Check each line of the records below and collect those that include the word "chevron".

# EXERCISE INPUTS start

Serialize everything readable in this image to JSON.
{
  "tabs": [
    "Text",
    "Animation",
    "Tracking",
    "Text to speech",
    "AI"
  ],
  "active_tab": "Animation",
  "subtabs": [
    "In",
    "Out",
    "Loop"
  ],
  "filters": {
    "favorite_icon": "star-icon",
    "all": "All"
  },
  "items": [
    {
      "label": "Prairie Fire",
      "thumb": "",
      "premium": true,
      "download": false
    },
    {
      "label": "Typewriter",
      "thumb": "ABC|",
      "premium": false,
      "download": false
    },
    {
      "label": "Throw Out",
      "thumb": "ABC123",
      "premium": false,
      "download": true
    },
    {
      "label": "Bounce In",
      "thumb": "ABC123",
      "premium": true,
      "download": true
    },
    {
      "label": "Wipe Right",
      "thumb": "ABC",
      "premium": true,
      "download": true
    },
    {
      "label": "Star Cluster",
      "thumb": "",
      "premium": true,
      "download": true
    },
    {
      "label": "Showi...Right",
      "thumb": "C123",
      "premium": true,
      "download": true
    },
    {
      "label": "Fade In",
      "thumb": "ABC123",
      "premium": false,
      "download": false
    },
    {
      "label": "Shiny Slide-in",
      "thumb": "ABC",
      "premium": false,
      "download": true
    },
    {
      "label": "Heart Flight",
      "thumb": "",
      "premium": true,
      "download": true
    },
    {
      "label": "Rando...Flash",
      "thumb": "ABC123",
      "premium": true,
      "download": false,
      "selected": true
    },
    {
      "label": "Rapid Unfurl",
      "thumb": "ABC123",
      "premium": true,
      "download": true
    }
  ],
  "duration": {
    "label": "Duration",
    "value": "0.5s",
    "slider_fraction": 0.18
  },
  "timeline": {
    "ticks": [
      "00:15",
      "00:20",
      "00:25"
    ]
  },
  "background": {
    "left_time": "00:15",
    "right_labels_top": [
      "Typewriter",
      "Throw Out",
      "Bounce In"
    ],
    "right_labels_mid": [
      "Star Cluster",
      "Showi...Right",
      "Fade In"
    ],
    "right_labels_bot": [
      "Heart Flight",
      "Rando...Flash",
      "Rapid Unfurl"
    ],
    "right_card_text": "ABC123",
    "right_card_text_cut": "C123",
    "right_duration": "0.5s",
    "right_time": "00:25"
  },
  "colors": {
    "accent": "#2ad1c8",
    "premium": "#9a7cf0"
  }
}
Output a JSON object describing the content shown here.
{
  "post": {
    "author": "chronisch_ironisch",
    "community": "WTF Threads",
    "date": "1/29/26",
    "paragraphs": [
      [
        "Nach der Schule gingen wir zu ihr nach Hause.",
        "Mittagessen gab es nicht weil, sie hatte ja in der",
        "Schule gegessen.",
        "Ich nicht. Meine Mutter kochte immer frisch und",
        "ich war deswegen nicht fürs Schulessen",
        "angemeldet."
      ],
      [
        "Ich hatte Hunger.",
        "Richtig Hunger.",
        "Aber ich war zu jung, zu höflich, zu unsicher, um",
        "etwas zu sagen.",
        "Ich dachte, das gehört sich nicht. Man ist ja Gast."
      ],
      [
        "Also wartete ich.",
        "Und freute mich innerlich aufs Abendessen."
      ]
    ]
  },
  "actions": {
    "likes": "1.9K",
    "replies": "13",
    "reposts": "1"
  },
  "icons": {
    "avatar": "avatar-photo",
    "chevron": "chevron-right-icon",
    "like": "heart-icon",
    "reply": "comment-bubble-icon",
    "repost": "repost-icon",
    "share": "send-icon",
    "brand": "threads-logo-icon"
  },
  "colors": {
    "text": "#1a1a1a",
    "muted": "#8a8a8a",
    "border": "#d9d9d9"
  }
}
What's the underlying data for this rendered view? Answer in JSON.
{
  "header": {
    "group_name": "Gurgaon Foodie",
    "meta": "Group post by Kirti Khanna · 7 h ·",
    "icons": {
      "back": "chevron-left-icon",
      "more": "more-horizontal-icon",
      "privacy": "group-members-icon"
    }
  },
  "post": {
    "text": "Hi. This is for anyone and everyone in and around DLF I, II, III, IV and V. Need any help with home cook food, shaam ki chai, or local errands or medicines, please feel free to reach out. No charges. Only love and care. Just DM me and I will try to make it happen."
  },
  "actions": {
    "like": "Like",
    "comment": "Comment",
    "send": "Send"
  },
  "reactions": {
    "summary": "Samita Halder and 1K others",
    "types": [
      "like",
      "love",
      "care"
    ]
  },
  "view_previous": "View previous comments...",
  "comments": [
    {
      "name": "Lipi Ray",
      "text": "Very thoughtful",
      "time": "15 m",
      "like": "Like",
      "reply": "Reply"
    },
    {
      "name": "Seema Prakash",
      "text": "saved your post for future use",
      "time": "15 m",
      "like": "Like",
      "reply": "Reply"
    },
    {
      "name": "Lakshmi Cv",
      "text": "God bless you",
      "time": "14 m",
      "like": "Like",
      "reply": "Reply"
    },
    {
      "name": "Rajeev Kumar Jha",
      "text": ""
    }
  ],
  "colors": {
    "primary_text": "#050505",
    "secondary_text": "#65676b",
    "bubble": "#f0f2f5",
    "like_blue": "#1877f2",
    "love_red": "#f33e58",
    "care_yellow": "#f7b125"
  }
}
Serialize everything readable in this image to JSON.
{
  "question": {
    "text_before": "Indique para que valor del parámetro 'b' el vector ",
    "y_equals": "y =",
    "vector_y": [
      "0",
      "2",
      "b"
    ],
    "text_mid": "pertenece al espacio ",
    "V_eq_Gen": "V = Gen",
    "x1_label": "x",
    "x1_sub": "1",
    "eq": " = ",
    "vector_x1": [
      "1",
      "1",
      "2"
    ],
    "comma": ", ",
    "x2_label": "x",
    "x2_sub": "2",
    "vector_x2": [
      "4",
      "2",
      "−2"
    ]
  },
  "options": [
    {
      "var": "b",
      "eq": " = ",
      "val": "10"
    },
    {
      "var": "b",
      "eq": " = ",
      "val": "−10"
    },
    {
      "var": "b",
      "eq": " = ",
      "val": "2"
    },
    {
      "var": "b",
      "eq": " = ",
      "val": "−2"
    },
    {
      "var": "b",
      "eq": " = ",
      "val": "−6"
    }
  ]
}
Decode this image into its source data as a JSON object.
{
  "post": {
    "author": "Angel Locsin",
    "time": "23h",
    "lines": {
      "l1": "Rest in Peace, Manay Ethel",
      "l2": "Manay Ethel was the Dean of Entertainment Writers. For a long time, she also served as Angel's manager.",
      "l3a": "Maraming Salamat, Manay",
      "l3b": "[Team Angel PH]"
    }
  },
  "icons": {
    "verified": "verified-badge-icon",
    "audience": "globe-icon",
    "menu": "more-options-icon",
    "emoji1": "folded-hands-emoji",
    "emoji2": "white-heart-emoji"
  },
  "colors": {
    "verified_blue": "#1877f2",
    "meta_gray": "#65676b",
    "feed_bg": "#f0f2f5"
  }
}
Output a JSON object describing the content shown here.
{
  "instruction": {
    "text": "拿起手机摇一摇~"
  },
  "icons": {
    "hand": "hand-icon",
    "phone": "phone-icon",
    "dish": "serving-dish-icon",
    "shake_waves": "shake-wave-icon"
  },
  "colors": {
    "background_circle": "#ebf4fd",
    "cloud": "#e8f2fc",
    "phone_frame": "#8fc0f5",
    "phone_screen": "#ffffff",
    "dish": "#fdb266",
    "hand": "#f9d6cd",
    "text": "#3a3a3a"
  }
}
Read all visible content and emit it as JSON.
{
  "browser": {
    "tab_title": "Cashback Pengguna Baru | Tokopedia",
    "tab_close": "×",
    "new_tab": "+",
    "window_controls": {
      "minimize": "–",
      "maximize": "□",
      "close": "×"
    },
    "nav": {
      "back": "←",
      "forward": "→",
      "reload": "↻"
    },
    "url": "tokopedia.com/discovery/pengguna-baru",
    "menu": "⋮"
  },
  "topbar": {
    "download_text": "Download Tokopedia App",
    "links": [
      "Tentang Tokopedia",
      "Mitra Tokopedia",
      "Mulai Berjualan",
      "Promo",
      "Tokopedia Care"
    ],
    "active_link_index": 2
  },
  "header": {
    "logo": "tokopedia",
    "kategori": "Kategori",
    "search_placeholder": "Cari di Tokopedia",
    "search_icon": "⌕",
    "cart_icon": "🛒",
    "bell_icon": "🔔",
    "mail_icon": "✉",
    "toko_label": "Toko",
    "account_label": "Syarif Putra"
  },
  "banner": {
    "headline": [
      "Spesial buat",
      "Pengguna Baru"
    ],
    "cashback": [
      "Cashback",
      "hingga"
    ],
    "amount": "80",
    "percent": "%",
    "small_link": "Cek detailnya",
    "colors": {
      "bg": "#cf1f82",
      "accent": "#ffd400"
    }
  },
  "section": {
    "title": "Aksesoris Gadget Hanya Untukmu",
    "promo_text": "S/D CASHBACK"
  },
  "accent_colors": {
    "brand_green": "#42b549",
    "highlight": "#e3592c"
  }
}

# EXERCISE INPUTS end

TASK ANSWER
    "chevron": "chevron-right-icon",
      "back": "chevron-left-icon",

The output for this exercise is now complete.